------ Dataset entries ------

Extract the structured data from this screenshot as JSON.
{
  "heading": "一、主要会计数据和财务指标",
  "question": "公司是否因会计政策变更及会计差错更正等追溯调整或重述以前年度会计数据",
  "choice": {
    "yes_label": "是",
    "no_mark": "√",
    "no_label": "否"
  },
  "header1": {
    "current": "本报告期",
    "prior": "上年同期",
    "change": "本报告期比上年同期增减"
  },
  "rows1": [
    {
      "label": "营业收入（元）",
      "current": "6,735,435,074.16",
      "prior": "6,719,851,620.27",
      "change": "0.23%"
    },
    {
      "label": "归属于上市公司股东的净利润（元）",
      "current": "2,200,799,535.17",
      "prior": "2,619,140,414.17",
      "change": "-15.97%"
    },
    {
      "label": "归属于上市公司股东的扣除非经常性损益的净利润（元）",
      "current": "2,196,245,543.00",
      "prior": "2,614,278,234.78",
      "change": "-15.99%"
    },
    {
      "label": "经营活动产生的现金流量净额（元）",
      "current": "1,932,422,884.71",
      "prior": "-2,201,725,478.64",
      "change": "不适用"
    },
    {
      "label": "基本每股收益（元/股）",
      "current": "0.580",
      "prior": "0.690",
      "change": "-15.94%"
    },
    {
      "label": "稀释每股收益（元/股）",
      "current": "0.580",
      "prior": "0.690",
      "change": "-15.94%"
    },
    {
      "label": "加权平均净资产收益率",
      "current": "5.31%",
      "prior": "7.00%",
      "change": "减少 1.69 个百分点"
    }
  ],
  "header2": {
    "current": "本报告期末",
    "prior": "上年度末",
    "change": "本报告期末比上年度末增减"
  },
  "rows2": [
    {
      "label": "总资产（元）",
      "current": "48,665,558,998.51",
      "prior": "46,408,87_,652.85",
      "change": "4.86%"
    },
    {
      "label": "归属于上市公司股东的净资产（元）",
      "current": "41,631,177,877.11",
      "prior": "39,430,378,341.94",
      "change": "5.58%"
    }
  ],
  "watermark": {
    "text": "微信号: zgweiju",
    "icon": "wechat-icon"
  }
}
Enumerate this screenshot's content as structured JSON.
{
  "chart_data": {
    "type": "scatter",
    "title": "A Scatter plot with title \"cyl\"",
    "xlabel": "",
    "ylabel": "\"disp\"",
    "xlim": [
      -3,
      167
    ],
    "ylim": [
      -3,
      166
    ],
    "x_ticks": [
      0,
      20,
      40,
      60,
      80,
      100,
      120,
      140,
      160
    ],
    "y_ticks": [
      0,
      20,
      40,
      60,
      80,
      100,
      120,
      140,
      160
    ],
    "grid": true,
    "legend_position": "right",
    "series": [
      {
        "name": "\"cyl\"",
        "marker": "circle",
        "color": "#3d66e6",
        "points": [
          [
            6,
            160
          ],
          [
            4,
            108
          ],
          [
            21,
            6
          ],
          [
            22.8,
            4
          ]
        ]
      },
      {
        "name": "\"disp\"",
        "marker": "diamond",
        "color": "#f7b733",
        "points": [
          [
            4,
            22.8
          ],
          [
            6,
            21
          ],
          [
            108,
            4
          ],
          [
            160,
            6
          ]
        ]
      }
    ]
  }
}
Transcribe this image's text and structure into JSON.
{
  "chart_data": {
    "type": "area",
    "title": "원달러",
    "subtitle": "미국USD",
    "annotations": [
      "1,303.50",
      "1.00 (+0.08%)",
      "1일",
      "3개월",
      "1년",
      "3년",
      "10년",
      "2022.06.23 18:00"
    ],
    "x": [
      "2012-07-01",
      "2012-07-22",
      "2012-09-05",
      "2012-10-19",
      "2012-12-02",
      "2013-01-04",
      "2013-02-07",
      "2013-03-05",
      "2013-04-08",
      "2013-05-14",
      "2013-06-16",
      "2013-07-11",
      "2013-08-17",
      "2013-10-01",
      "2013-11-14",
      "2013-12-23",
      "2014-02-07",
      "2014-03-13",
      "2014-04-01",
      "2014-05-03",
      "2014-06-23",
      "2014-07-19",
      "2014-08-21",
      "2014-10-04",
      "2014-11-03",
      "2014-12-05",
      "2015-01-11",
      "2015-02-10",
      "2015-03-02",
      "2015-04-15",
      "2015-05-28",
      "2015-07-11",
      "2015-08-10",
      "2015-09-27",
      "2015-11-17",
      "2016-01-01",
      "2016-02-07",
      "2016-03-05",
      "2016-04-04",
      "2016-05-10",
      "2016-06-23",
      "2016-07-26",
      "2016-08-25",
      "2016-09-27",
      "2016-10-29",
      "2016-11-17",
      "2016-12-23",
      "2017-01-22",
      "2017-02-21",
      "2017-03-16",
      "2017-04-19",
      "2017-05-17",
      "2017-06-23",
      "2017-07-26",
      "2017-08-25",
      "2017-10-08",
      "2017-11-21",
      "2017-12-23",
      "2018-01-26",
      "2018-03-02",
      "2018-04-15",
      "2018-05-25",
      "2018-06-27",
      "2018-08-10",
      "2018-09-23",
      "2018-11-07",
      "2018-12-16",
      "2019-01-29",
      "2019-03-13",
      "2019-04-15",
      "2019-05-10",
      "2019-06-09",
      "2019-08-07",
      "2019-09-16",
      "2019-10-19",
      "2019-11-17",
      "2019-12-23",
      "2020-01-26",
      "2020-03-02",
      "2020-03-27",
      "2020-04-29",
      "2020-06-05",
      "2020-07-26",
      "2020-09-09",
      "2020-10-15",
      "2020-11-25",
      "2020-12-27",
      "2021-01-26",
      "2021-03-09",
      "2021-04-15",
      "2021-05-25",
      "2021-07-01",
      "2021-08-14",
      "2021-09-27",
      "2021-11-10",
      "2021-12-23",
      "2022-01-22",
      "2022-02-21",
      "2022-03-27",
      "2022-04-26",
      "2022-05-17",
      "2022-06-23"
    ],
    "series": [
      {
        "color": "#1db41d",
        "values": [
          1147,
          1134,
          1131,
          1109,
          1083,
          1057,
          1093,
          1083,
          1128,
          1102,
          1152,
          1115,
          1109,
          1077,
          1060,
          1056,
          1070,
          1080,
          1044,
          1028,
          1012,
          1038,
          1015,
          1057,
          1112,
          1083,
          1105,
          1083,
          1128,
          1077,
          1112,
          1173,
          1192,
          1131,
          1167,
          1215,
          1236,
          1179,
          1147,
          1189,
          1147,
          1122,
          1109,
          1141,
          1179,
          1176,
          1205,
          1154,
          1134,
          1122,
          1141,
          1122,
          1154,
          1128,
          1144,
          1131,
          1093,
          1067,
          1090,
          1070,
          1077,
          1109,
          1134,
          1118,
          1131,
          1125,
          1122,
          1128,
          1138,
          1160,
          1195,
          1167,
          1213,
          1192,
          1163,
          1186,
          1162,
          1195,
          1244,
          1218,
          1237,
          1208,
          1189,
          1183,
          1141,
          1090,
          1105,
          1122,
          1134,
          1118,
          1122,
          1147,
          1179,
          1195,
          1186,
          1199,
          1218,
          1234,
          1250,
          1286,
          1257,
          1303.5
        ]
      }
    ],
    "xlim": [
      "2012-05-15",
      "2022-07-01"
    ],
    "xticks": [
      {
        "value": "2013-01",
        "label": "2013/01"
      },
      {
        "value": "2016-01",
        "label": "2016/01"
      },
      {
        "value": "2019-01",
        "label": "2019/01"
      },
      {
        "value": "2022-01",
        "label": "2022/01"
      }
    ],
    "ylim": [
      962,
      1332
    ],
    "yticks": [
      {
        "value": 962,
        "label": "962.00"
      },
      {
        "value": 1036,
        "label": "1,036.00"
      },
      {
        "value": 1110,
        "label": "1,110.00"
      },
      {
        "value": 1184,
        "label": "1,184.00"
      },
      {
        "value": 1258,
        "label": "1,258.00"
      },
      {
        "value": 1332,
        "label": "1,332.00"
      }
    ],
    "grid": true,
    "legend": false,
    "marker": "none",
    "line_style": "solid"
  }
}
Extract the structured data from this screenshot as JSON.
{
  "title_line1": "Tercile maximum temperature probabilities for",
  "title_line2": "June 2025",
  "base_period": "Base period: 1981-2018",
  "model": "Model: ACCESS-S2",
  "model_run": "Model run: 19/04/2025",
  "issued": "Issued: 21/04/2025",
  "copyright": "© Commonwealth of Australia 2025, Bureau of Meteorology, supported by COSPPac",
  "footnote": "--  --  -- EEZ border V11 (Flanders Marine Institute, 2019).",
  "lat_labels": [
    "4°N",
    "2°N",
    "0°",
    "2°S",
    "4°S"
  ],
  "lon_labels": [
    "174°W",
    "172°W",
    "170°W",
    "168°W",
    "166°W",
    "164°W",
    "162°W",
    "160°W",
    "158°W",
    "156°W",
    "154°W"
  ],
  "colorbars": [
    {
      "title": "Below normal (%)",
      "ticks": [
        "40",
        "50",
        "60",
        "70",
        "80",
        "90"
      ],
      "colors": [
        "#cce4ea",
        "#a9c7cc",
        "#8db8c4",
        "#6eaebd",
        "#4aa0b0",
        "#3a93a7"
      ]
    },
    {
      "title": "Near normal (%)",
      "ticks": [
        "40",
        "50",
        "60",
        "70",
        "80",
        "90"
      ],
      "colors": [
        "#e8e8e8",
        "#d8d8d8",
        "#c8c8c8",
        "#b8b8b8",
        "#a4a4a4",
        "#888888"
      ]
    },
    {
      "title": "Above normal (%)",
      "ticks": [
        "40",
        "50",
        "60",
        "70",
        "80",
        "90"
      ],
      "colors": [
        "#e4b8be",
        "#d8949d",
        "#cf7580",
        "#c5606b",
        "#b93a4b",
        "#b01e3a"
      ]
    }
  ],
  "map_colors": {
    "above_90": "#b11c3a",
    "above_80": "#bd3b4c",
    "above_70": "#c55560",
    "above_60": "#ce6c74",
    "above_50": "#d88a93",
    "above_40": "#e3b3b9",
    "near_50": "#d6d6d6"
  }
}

------

## What this task involves
Check each line of the records above for "marker", and copy those that have it.

## Answer for this exercise
        "marker": "circle",
        "marker": "diamond",
    "marker": "none",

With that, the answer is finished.